• [What to work on]: Pick up the care home inspection report below after its last sentence and keep writing it.

Is the service caring?

People were supported by kind, attentive staff. During our observations we saw that people's diversity, values and human rights were respected. During our visit people were observed being spoken with and supported by staff in a respectful way.

We observed good interaction between staff members and people who used the service. Staff we spoke with told us they encouraged people’s independence

Is the service responsive?

People needs had been assessed and each person had a key worker. The key worker would be involved with their personal care plan. Care plans included people’s preferences and diverse needs. People who used the service had been asked to complete questionnaires to seek their views. People had access to activities and were supported out in the community. We spoke with family members and staff, they were aware of the services complaints policy.

Is the service well led?

The service had provided people who lived at the home and staff with surveys to obtain feedback. This meant people’s views were actively sought. There were regular staff meetings.

The care plans we looked at included the appropriate information and risk assessments to ensure that people’s need were met. These were reviewed on an annual basis, due to people were active and in good health. The care plans are updated when people’s needs changed. There were daily diary notes kept for people who used the service, this recorded their personal care and their daily activities. We saw audits which reviewed medication and infection control. An internal audit had been carried out in May 2014 this highlighted areas for improvement and an action plan has been implemented to be completed by Aug 2014.

17th June 2013 - During a routine inspection pdf icon

When we visited The Grove -6 on 17 June 2013, we observed that people were offered support which ensured their individual needs were met. Staff were friendly in their approach to people and engaged confidently with them, respecting their dignity and communicating effectively with people.

We observed that people were happy and relaxed in the home environment and noted the atmosphere was calm and homely. We saw that people receiving support were relaxed in the company of staff. This was evident in their gestures and expressions which showed them to be at ease.

We reviewed four people's care records and saw that they included comprehensive information to show how people should be supported and cared for.

We spoke with two staff about their knowledge of safeguarding processes and they were able to demonstrate how they would report concerns to relevant people if this was required.

• [Data to examine]:
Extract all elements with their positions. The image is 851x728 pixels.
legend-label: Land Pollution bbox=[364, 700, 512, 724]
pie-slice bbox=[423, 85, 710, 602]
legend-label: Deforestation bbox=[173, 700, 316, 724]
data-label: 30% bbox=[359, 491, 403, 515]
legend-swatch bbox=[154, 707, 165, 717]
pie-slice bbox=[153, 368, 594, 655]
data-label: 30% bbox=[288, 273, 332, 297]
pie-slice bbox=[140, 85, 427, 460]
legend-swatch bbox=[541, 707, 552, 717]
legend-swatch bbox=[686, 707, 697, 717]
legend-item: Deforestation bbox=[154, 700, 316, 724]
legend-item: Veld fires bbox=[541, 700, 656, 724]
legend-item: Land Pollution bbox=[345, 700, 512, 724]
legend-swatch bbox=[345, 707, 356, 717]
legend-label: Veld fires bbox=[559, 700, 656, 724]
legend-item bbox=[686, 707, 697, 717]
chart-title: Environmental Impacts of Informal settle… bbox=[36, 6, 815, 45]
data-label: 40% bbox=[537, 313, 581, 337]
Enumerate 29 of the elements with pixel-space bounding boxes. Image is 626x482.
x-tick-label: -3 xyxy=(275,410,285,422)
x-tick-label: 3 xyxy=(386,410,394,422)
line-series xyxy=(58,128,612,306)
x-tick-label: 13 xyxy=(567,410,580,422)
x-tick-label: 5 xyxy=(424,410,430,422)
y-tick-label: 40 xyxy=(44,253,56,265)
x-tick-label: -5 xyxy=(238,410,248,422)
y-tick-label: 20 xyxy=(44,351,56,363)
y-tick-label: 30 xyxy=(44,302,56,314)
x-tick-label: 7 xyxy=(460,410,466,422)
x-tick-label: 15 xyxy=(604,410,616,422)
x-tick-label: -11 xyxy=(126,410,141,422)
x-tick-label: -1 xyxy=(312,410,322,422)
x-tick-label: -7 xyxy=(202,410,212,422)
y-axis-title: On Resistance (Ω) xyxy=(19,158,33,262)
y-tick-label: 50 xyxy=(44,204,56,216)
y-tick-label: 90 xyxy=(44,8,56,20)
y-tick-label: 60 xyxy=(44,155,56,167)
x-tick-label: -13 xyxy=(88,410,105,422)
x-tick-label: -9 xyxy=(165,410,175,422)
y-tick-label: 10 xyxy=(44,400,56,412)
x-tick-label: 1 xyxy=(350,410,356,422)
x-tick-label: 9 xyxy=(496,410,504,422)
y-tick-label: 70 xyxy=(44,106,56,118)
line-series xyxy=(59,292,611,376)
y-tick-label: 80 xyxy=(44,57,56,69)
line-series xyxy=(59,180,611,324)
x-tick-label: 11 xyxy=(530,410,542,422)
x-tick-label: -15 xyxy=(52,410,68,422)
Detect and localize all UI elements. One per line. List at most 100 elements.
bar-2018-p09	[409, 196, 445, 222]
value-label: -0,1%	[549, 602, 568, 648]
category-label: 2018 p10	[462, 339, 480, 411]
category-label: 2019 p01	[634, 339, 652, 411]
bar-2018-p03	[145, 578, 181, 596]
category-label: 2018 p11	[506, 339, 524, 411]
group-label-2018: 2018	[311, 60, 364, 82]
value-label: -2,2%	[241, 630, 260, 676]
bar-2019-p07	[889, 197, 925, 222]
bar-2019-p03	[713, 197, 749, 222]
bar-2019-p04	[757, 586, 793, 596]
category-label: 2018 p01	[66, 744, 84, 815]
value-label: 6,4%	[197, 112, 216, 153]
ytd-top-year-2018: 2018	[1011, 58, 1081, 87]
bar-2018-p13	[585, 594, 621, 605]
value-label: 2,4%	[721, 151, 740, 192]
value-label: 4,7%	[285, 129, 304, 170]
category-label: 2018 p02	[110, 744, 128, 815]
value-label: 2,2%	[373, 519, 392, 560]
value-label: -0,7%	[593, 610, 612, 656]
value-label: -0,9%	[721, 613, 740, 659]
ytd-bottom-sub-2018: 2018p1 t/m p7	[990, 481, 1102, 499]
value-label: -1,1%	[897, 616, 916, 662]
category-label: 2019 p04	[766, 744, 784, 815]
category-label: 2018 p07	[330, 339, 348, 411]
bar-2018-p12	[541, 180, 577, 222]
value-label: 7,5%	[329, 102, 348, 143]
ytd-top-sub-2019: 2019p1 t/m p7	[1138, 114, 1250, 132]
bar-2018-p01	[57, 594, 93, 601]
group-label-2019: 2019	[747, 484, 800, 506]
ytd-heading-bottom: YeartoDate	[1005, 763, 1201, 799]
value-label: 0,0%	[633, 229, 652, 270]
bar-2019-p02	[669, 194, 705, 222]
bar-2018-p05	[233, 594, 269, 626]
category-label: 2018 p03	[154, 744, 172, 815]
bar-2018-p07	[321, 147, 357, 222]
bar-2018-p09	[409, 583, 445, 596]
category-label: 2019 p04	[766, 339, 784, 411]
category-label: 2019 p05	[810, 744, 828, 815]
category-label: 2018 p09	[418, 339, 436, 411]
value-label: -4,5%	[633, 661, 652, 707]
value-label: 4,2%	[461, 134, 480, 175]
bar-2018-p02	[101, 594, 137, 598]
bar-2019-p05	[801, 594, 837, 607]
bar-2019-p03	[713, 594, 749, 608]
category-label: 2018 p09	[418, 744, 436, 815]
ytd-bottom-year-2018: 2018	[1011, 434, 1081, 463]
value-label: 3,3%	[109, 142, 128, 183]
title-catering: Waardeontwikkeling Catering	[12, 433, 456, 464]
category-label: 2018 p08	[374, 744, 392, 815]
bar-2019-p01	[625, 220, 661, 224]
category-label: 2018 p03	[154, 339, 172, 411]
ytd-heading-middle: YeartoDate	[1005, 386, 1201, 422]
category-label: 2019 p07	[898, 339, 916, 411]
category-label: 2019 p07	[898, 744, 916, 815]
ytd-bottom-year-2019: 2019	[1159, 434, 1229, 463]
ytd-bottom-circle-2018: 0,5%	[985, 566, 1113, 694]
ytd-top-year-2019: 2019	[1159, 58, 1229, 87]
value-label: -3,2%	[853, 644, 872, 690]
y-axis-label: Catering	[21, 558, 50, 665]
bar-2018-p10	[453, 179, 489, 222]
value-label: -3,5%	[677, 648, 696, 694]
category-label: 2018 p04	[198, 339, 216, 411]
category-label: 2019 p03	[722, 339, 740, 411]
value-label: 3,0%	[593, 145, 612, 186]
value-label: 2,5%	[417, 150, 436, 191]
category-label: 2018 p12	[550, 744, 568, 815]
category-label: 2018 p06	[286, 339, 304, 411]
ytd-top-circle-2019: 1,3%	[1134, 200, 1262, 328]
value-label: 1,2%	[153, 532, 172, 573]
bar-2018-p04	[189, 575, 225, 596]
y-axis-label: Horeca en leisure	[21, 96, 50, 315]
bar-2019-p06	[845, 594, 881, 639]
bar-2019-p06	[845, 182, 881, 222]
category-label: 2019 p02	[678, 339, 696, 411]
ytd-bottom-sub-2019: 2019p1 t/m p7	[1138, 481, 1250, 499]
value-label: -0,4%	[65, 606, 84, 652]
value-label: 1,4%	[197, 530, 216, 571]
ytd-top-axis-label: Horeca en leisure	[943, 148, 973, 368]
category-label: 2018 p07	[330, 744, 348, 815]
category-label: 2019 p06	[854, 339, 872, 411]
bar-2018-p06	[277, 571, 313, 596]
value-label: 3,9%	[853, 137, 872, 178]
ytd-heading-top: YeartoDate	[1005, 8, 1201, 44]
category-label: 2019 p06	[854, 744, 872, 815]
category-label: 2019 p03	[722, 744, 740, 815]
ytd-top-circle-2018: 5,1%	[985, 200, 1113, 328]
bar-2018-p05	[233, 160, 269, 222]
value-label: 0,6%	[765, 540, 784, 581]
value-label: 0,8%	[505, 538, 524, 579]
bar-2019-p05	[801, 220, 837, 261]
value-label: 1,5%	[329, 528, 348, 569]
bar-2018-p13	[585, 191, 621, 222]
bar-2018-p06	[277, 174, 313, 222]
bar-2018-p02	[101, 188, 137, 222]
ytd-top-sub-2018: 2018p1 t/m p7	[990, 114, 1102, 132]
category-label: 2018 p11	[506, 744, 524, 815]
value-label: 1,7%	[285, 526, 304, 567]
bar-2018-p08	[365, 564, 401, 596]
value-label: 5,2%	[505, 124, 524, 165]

• [Response box]:
We reviewed the training records for the home and observed that staff training was up to date which ensured that staff had the appropriate skills and knowledge to provide care for the people they supported.

We observed the quality assurance processes within the home and noted that there were appropriate systems in place to identify, assess and manage risks to the health, safety and welfare of people who use the service and others.

4th December 2012 - During a routine inspection pdf icon

During our visit on 4 December 2012, we spoke with five out of the six people living at The Grove 6, and also four members of staff.

People who lived in the home had limited communication abilities and most were not able to verbally tell us about their experiences. As such, we used a number of different methods to help us understand this. People used various methods, including body language and Makaton to communicate with staff. One person was able to tell us they were happy living in the home and said “staff are good”. Two other people, using their own methods of communication, were able to express they were happy living in the home.

We observed a friendly, relaxed environment, with staff interacting well with people. People were offered choices related to the care and support they received, and staff respected the decisions they made.

During the course of our visit, several people were engaged in activities, including attendance at the lifelong learning centre managed locally by the provider.

7th November 2011 - During a routine inspection pdf icon

People told us about the activities and holidays that they had taken part in. We observed positive communication between staff and people living in the home.